— START Extract provided —

Can Obama Grow the American Tourism Industry by 54%?

What if I were to tell you that there was an industry that was projected to grow by 54% between now and 2021 and the president of the United States was personally spearheading an effort to turn this projection into a reality by bringing together powerful government agencies and top U.S. companies? What industry is this, you ask? It's not renewable energy. It's not health care. Believe it or not, it's the the travel and tourism industry. 

The recently released White House report, "Increasing Tourism to Spur Economic Growth: Progress on the President's National Travel and Tourism Strategy," details that in 2013 alone, this important industry employed 8 million Americans, raked in $1.5 trillion in revenue, made up 27% of all exported U.S. services, and generated a net trade surplus of $57 billion. The White House is indicating that if everything goes according to plan, these numbers are just the beginning. 

Sources: U.S. Department of Commerce and National Travel and Tourism Office. 

"Travel and tourism is a major driver of the U.S. economy. It supports millions of jobs across the country and furthers U.S. strategic and diplomatic interests," the report explained. It goes on to detail "the many economic benefits to the United States from increased travel and tourism and the progress that the administration is making in implementing the president's strategy."

With this kind of projected growth, and the Federal government bending over backwards to help, it might behoove you to take a closer look at the travel and tourism industry as a long-term buy-and-hold opportunity.  

Obama's national travel and tourism strategy

Back in 2012, President Obama launched National Travel and Tourism Strategy with the goal of pushing the number of annual international visitors to the U.S. to 100 million by 2021. With the number of annual visitors in 2009 standing at 55 million, that number has grown to 70 million a year by 2013, a 27% increase in only four years, which means that the U.S. is on track to reach 100 million annual visitors a year by its stated goal.

With each international visitor spending an average of $4,500 once they are in the country, according to the report, that means that an additional $121 billion poured into the country in 2013, on top of the $225 billion that was already coming in annually as of 2009. If the government's goal of 100 million annual visitors is reached in 2021, an additional $104 billion annual revenue can be counted on, bringing the annual sum of international money being spent in U.S hotels, tourist attractions, shops, and other domestic businesses to $450 billion, a 54% increase from 2009. 

On a recent trip to Cooperstown, N.Y.'s Baseball Hall of Fame, Obama spoke about the ripple effect that travel and tourism to sites like the Hall of Fame has in communities like Cooperstown. "When visitors come here, they don't just check out the Hall. They rent cars, they stay in hotels, they eat in restaurants," Obama said. 

So how can you capitalize on the projected 54% increase in international tourism and travel revenue? There are plenty of companies that you could put your money into today and watch their stock value increase as their earning reports grow at a healthy rate year after year. A good place to start is with the companies that are directly partnering with Obama on his National Travel and Tourism Strategy. 

Private Partners

Since the president released his National Travel and Tourism Strategy in 2012, he has directed a number of government agencies to expedite the travel process for international visitors in a variety of ways, including dramatically reducing the time it takes to acquire a U.S. travel visa from emerging economies with large populations like China and Brazil.

— END Extract provided —
— START Supplied material —

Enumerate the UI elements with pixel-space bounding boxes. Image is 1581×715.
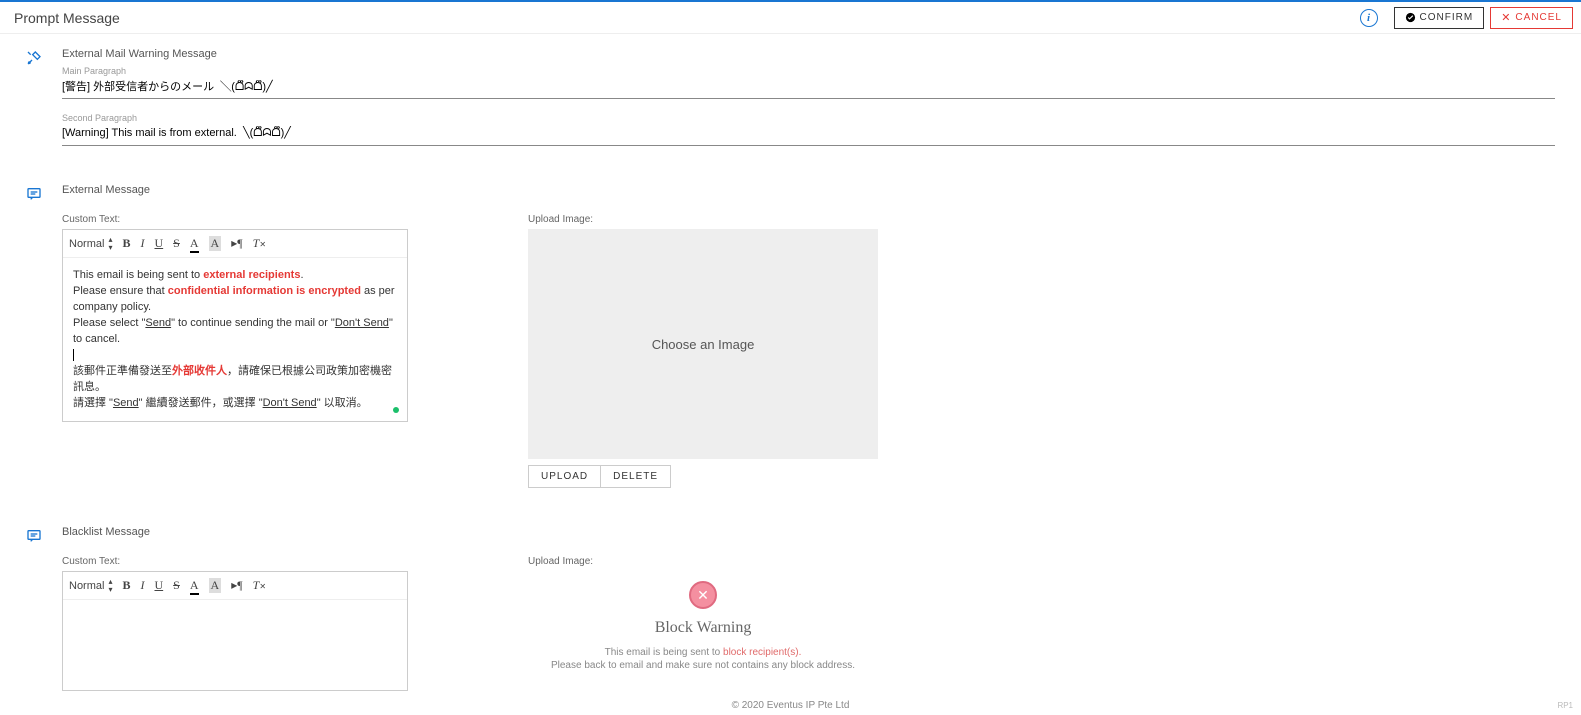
rte-content[interactable]: This email is being sent to external rec… (63, 258, 407, 421)
section-title: Blacklist Message (62, 526, 1555, 538)
delete-button[interactable]: DELETE (601, 465, 671, 488)
upload-image-label: Upload Image: (528, 556, 878, 567)
check-circle-icon (1405, 12, 1416, 23)
copyright-text: © 2020 Eventus IP Pte Ltd (732, 700, 850, 711)
page-footer: © 2020 Eventus IP Pte Ltd RP1 (0, 695, 1581, 715)
section-blacklist: Blacklist Message Custom Text: Normal▴▾ … (6, 514, 1575, 691)
page-header: Prompt Message i CONFIRM ✕ CANCEL (0, 2, 1581, 34)
message-icon (26, 528, 42, 544)
tools-icon (26, 50, 42, 66)
close-icon: ✕ (1501, 11, 1511, 24)
block-warning-preview: ✕ Block Warning This email is being sent… (528, 571, 878, 673)
text-cursor (73, 349, 74, 361)
section-external: External Message Custom Text: Normal▴▾ B… (6, 172, 1575, 488)
bold-button[interactable]: B (122, 236, 130, 251)
block-warning-line: Please back to email and make sure not c… (551, 660, 855, 671)
rte-toolbar: Normal▴▾ B I U S A A ▸¶ T✕ (63, 572, 407, 600)
strike-button[interactable]: S (173, 578, 180, 593)
confirm-button[interactable]: CONFIRM (1394, 7, 1485, 29)
clear-format-button[interactable]: T✕ (253, 578, 266, 593)
upload-image-label: Upload Image: (528, 214, 878, 225)
rtl-button[interactable]: ▸¶ (231, 578, 242, 593)
page-title: Prompt Message (8, 10, 120, 26)
block-warning-line: This email is being sent to block recipi… (605, 647, 802, 658)
rte-content[interactable] (63, 600, 407, 690)
message-icon (26, 186, 42, 202)
bold-button[interactable]: B (122, 578, 130, 593)
block-warning-title: Block Warning (655, 619, 752, 637)
clear-format-button[interactable]: T✕ (253, 236, 266, 251)
text-color-button[interactable]: A (190, 236, 199, 251)
underline-button[interactable]: U (154, 236, 163, 251)
section-title: External Message (62, 184, 1555, 196)
rtl-button[interactable]: ▸¶ (231, 236, 242, 251)
rich-text-editor: Normal▴▾ B I U S A A ▸¶ T✕ (62, 229, 408, 422)
upload-button[interactable]: UPLOAD (528, 465, 601, 488)
info-icon[interactable]: i (1360, 9, 1378, 27)
bg-color-button[interactable]: A (209, 236, 222, 251)
status-dot-icon (393, 407, 399, 413)
block-warning-icon: ✕ (689, 581, 717, 609)
image-dropzone[interactable]: Choose an Image (528, 229, 878, 459)
main-paragraph-input[interactable] (62, 76, 1555, 99)
cancel-button[interactable]: ✕ CANCEL (1490, 7, 1573, 29)
format-select[interactable]: Normal▴▾ (69, 236, 112, 252)
section-title: External Mail Warning Message (62, 48, 1555, 60)
main-paragraph-label: Main Paragraph (62, 66, 1555, 76)
second-paragraph-label: Second Paragraph (62, 113, 1555, 123)
rich-text-editor: Normal▴▾ B I U S A A ▸¶ T✕ (62, 571, 408, 691)
section-warning: External Mail Warning Message Main Parag… (6, 36, 1575, 146)
page-body: External Mail Warning Message Main Parag… (6, 36, 1575, 693)
footer-tag: RP1 (1557, 701, 1573, 710)
rte-toolbar: Normal▴▾ B I U S A A ▸¶ T✕ (63, 230, 407, 258)
text-color-button[interactable]: A (190, 578, 199, 593)
custom-text-label: Custom Text: (62, 214, 408, 225)
custom-text-label: Custom Text: (62, 556, 408, 567)
bg-color-button[interactable]: A (209, 578, 222, 593)
page: Prompt Message i CONFIRM ✕ CANCEL (0, 0, 1581, 715)
format-select[interactable]: Normal▴▾ (69, 578, 112, 594)
italic-button[interactable]: I (140, 236, 144, 251)
underline-button[interactable]: U (154, 578, 163, 593)
second-paragraph-input[interactable] (62, 123, 1555, 146)
updown-icon: ▴▾ (108, 236, 112, 252)
updown-icon: ▴▾ (108, 578, 112, 594)
strike-button[interactable]: S (173, 236, 180, 251)
italic-button[interactable]: I (140, 578, 144, 593)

— END Supplied material —

# Set tasks
**a)** Transcribe the passage of the tourism article from "Sources: U.S. Department" to "long-term buy-and-hold opportunity.".
**b)** In the records, repeat verbatim the lines from the line with "rte-content[interactable]: This email" to the line with "section-blacklist: Blacklist Message".
The article and the records are unrelated pieces of material.

# The results
**a)**
Sources: U.S. Department of Commerce and National Travel and Tourism Office. 

"Travel and tourism is a major driver of the U.S. economy. It supports millions of jobs across the country and furthers U.S. strategic and diplomatic interests," the report explained. It goes on to detail "the many economic benefits to the United States from increased travel and tourism and the progress that the administration is making in implementing the president's strategy."

With this kind of projected growth, and the Federal government bending over backwards to help, it might behoove you to take a closer look at the travel and tourism industry as a long-term buy-and-hold opportunity.

**b)**
rte-content[interactable]: This email is being sent to external rec… (63, 258, 407, 421)
section-title: Blacklist Message (62, 526, 1555, 538)
delete-button[interactable]: DELETE (601, 465, 671, 488)
upload-image-label: Upload Image: (528, 556, 878, 567)
check-circle-icon (1405, 12, 1416, 23)
copyright-text: © 2020 Eventus IP Pte Ltd (732, 700, 850, 711)
page-footer: © 2020 Eventus IP Pte Ltd RP1 (0, 695, 1581, 715)
section-blacklist: Blacklist Message Custom Text: Normal▴▾ … (6, 514, 1575, 691)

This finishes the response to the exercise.